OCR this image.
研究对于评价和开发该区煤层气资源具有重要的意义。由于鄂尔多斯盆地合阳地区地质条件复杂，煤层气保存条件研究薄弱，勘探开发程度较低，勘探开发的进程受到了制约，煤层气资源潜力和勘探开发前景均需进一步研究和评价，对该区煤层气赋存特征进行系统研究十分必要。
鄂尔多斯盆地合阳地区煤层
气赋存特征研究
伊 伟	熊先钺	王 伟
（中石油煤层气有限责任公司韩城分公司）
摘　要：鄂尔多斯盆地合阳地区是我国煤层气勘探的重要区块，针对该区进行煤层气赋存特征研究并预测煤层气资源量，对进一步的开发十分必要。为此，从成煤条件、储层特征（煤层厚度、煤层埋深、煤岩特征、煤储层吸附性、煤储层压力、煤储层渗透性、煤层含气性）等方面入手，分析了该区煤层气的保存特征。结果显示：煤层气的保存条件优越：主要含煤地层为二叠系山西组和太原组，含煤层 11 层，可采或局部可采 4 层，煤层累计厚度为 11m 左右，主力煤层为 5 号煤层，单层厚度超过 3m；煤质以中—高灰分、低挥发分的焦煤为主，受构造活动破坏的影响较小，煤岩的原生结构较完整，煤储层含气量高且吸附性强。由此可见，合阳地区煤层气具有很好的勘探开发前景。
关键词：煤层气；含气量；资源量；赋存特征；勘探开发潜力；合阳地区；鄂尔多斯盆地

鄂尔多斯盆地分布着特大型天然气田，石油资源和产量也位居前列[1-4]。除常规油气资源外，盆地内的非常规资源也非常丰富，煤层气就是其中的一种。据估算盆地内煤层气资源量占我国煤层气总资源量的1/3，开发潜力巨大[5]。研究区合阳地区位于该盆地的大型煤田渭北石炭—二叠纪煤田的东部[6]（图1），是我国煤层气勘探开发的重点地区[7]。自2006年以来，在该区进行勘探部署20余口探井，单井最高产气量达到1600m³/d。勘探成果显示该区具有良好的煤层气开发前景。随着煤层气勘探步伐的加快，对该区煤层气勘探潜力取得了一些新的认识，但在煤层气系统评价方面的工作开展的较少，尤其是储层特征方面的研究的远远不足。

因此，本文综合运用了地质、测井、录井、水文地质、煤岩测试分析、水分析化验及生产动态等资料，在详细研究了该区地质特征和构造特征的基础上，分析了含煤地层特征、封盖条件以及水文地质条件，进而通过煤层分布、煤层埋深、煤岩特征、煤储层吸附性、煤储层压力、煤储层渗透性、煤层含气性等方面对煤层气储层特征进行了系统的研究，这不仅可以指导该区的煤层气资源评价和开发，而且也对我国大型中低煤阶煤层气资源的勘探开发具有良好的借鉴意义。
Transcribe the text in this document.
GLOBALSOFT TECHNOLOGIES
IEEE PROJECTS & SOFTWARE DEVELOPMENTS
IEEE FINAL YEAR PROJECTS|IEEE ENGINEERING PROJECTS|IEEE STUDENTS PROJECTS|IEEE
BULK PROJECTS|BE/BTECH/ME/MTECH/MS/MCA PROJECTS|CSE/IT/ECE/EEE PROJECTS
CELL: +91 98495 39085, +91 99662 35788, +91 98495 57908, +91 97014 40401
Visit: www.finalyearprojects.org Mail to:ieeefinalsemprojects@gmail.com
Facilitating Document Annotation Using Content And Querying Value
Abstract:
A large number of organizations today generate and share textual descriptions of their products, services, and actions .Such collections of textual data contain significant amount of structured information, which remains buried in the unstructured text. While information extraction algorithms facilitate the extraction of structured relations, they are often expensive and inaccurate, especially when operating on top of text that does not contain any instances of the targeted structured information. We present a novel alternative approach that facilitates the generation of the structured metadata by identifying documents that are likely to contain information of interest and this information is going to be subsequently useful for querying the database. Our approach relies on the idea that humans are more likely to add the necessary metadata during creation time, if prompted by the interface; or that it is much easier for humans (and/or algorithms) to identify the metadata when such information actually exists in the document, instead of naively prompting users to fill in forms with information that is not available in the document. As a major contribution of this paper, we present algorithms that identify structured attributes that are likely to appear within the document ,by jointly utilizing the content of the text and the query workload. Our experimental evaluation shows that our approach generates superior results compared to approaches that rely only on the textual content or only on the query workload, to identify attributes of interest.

WHAT TO WORK ON → Please output the entire listing exactly as it stands.

SOLUTION FOR THIS EXERCISE →
OCR this image.
研究对于评价和开发该区煤层气资源具有重要的意义。由于鄂尔多斯盆地合阳地区地质条件复杂，煤层气保存条件研究薄弱，勘探开发程度较低，勘探开发的进程受到了制约，煤层气资源潜力和勘探开发前景均需进一步研究和评价，对该区煤层气赋存特征进行系统研究十分必要。
鄂尔多斯盆地合阳地区煤层
气赋存特征研究
伊 伟	熊先钺	王 伟
（中石油煤层气有限责任公司韩城分公司）
摘　要：鄂尔多斯盆地合阳地区是我国煤层气勘探的重要区块，针对该区进行煤层气赋存特征研究并预测煤层气资源量，对进一步的开发十分必要。为此，从成煤条件、储层特征（煤层厚度、煤层埋深、煤岩特征、煤储层吸附性、煤储层压力、煤储层渗透性、煤层含气性）等方面入手，分析了该区煤层气的保存特征。结果显示：煤层气的保存条件优越：主要含煤地层为二叠系山西组和太原组，含煤层 11 层，可采或局部可采 4 层，煤层累计厚度为 11m 左右，主力煤层为 5 号煤层，单层厚度超过 3m；煤质以中—高灰分、低挥发分的焦煤为主，受构造活动破坏的影响较小，煤岩的原生结构较完整，煤储层含气量高且吸附性强。由此可见，合阳地区煤层气具有很好的勘探开发前景。
关键词：煤层气；含气量；资源量；赋存特征；勘探开发潜力；合阳地区；鄂尔多斯盆地

鄂尔多斯盆地分布着特大型天然气田，石油资源和产量也位居前列[1-4]。除常规油气资源外，盆地内的非常规资源也非常丰富，煤层气就是其中的一种。据估算盆地内煤层气资源量占我国煤层气总资源量的1/3，开发潜力巨大[5]。研究区合阳地区位于该盆地的大型煤田渭北石炭—二叠纪煤田的东部[6]（图1），是我国煤层气勘探开发的重点地区[7]。自2006年以来，在该区进行勘探部署20余口探井，单井最高产气量达到1600m³/d。勘探成果显示该区具有良好的煤层气开发前景。随着煤层气勘探步伐的加快，对该区煤层气勘探潜力取得了一些新的认识，但在煤层气系统评价方面的工作开展的较少，尤其是储层特征方面的研究的远远不足。

因此，本文综合运用了地质、测井、录井、水文地质、煤岩测试分析、水分析化验及生产动态等资料，在详细研究了该区地质特征和构造特征的基础上，分析了含煤地层特征、封盖条件以及水文地质条件，进而通过煤层分布、煤层埋深、煤岩特征、煤储层吸附性、煤储层压力、煤储层渗透性、煤层含气性等方面对煤层气储层特征进行了系统的研究，这不仅可以指导该区的煤层气资源评价和开发，而且也对我国大型中低煤阶煤层气资源的勘探开发具有良好的借鉴意义。
Transcribe the text in this document.
GLOBALSOFT TECHNOLOGIES
IEEE PROJECTS & SOFTWARE DEVELOPMENTS
IEEE FINAL YEAR PROJECTS|IEEE ENGINEERING PROJECTS|IEEE STUDENTS PROJECTS|IEEE
BULK PROJECTS|BE/BTECH/ME/MTECH/MS/MCA PROJECTS|CSE/IT/ECE/EEE PROJECTS
CELL: +91 98495 39085, +91 99662 35788, +91 98495 57908, +91 97014 40401
Visit: www.finalyearprojects.org Mail to:ieeefinalsemprojects@gmail.com
Facilitating Document Annotation Using Content And Querying Value
Abstract:
A large number of organizations today generate and share textual descriptions of their products, services, and actions .Such collections of textual data contain significant amount of structured information, which remains buried in the unstructured text. While information extraction algorithms facilitate the extraction of structured relations, they are often expensive and inaccurate, especially when operating on top of text that does not contain any instances of the targeted structured information. We present a novel alternative approach that facilitates the generation of the structured metadata by identifying documents that are likely to contain information of interest and this information is going to be subsequently useful for querying the database. Our approach relies on the idea that humans are more likely to add the necessary metadata during creation time, if prompted by the interface; or that it is much easier for humans (and/or algorithms) to identify the metadata when such information actually exists in the document, instead of naively prompting users to fill in forms with information that is not available in the document. As a major contribution of this paper, we present algorithms that identify structured attributes that are likely to appear within the document ,by jointly utilizing the content of the text and the query workload. Our experimental evaluation shows that our approach generates superior results compared to approaches that rely only on the textual content or only on the query workload, to identify attributes of interest.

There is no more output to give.